## Stated task
Without altering anything, repeat each of the records.
— START Input records —
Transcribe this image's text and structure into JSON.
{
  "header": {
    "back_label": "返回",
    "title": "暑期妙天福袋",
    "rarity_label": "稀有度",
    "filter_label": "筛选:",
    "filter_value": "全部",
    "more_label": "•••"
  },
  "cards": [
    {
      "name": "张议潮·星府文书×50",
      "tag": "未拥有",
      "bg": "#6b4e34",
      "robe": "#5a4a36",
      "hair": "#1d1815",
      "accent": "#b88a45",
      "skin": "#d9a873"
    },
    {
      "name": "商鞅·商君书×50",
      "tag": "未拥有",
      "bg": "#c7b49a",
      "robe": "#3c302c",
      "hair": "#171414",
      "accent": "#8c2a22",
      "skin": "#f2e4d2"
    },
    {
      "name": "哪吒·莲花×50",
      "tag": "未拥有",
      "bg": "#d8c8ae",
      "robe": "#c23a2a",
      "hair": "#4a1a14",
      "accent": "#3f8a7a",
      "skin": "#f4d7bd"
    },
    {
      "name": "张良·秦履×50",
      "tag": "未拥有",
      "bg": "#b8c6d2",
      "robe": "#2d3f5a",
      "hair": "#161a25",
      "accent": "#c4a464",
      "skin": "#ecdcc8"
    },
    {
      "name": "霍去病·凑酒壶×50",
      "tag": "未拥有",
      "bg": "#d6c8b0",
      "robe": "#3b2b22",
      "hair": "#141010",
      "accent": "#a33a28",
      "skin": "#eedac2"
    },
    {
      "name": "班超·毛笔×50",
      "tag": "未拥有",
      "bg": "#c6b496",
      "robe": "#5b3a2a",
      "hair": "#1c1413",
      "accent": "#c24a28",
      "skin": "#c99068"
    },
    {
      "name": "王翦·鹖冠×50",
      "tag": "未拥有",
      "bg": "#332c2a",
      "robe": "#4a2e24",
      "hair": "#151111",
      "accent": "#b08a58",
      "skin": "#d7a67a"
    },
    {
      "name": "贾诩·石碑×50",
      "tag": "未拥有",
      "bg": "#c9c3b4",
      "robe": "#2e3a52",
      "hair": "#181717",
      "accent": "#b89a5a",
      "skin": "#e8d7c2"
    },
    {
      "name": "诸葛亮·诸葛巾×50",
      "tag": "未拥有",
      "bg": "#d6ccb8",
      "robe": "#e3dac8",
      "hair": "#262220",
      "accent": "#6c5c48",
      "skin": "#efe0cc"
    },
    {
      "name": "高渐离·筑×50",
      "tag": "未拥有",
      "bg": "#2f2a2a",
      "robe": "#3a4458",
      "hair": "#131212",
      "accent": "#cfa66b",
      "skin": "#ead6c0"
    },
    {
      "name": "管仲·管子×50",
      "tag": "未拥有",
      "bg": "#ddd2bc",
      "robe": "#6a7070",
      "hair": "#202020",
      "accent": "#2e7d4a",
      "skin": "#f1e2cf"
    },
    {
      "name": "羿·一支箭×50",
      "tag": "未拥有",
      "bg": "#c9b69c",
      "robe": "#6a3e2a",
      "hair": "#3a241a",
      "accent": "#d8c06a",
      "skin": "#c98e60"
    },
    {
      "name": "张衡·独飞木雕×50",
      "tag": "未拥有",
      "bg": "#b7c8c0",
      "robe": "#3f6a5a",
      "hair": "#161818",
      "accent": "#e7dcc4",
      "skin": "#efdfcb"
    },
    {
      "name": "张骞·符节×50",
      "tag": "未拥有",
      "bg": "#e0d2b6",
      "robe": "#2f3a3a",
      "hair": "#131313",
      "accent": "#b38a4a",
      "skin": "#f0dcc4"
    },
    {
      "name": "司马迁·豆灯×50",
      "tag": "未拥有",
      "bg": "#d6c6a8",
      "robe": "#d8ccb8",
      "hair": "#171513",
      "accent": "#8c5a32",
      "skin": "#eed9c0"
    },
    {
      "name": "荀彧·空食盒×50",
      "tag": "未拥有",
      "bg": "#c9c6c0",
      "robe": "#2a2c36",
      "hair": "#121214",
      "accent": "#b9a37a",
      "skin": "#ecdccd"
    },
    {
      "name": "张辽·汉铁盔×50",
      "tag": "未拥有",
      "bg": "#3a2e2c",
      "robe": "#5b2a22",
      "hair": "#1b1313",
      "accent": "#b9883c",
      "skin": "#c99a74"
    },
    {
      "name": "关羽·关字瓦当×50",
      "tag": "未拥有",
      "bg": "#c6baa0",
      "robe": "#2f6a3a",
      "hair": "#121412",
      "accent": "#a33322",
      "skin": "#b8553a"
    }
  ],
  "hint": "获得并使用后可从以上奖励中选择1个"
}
— END Input records —
## Solution for this exercise
Transcribe this image's text and structure into JSON.
{
  "header": {
    "back_label": "返回",
    "title": "暑期妙天福袋",
    "rarity_label": "稀有度",
    "filter_label": "筛选:",
    "filter_value": "全部",
    "more_label": "•••"
  },
  "cards": [
    {
      "name": "张议潮·星府文书×50",
      "tag": "未拥有",
      "bg": "#6b4e34",
      "robe": "#5a4a36",
      "hair": "#1d1815",
      "accent": "#b88a45",
      "skin": "#d9a873"
    },
    {
      "name": "商鞅·商君书×50",
      "tag": "未拥有",
      "bg": "#c7b49a",
      "robe": "#3c302c",
      "hair": "#171414",
      "accent": "#8c2a22",
      "skin": "#f2e4d2"
    },
    {
      "name": "哪吒·莲花×50",
      "tag": "未拥有",
      "bg": "#d8c8ae",
      "robe": "#c23a2a",
      "hair": "#4a1a14",
      "accent": "#3f8a7a",
      "skin": "#f4d7bd"
    },
    {
      "name": "张良·秦履×50",
      "tag": "未拥有",
      "bg": "#b8c6d2",
      "robe": "#2d3f5a",
      "hair": "#161a25",
      "accent": "#c4a464",
      "skin": "#ecdcc8"
    },
    {
      "name": "霍去病·凑酒壶×50",
      "tag": "未拥有",
      "bg": "#d6c8b0",
      "robe": "#3b2b22",
      "hair": "#141010",
      "accent": "#a33a28",
      "skin": "#eedac2"
    },
    {
      "name": "班超·毛笔×50",
      "tag": "未拥有",
      "bg": "#c6b496",
      "robe": "#5b3a2a",
      "hair": "#1c1413",
      "accent": "#c24a28",
      "skin": "#c99068"
    },
    {
      "name": "王翦·鹖冠×50",
      "tag": "未拥有",
      "bg": "#332c2a",
      "robe": "#4a2e24",
      "hair": "#151111",
      "accent": "#b08a58",
      "skin": "#d7a67a"
    },
    {
      "name": "贾诩·石碑×50",
      "tag": "未拥有",
      "bg": "#c9c3b4",
      "robe": "#2e3a52",
      "hair": "#181717",
      "accent": "#b89a5a",
      "skin": "#e8d7c2"
    },
    {
      "name": "诸葛亮·诸葛巾×50",
      "tag": "未拥有",
      "bg": "#d6ccb8",
      "robe": "#e3dac8",
      "hair": "#262220",
      "accent": "#6c5c48",
      "skin": "#efe0cc"
    },
    {
      "name": "高渐离·筑×50",
      "tag": "未拥有",
      "bg": "#2f2a2a",
      "robe": "#3a4458",
      "hair": "#131212",
      "accent": "#cfa66b",
      "skin": "#ead6c0"
    },
    {
      "name": "管仲·管子×50",
      "tag": "未拥有",
      "bg": "#ddd2bc",
      "robe": "#6a7070",
      "hair": "#202020",
      "accent": "#2e7d4a",
      "skin": "#f1e2cf"
    },
    {
      "name": "羿·一支箭×50",
      "tag": "未拥有",
      "bg": "#c9b69c",
      "robe": "#6a3e2a",
      "hair": "#3a241a",
      "accent": "#d8c06a",
      "skin": "#c98e60"
    },
    {
      "name": "张衡·独飞木雕×50",
      "tag": "未拥有",
      "bg": "#b7c8c0",
      "robe": "#3f6a5a",
      "hair": "#161818",
      "accent": "#e7dcc4",
      "skin": "#efdfcb"
    },
    {
      "name": "张骞·符节×50",
      "tag": "未拥有",
      "bg": "#e0d2b6",
      "robe": "#2f3a3a",
      "hair": "#131313",
      "accent": "#b38a4a",
      "skin": "#f0dcc4"
    },
    {
      "name": "司马迁·豆灯×50",
      "tag": "未拥有",
      "bg": "#d6c6a8",
      "robe": "#d8ccb8",
      "hair": "#171513",
      "accent": "#8c5a32",
      "skin": "#eed9c0"
    },
    {
      "name": "荀彧·空食盒×50",
      "tag": "未拥有",
      "bg": "#c9c6c0",
      "robe": "#2a2c36",
      "hair": "#121214",
      "accent": "#b9a37a",
      "skin": "#ecdccd"
    },
    {
      "name": "张辽·汉铁盔×50",
      "tag": "未拥有",
      "bg": "#3a2e2c",
      "robe": "#5b2a22",
      "hair": "#1b1313",
      "accent": "#b9883c",
      "skin": "#c99a74"
    },
    {
      "name": "关羽·关字瓦当×50",
      "tag": "未拥有",
      "bg": "#c6baa0",
      "robe": "#2f6a3a",
      "hair": "#121412",
      "accent": "#a33322",
      "skin": "#b8553a"
    }
  ],
  "hint": "获得并使用后可从以上奖励中选择1个"
}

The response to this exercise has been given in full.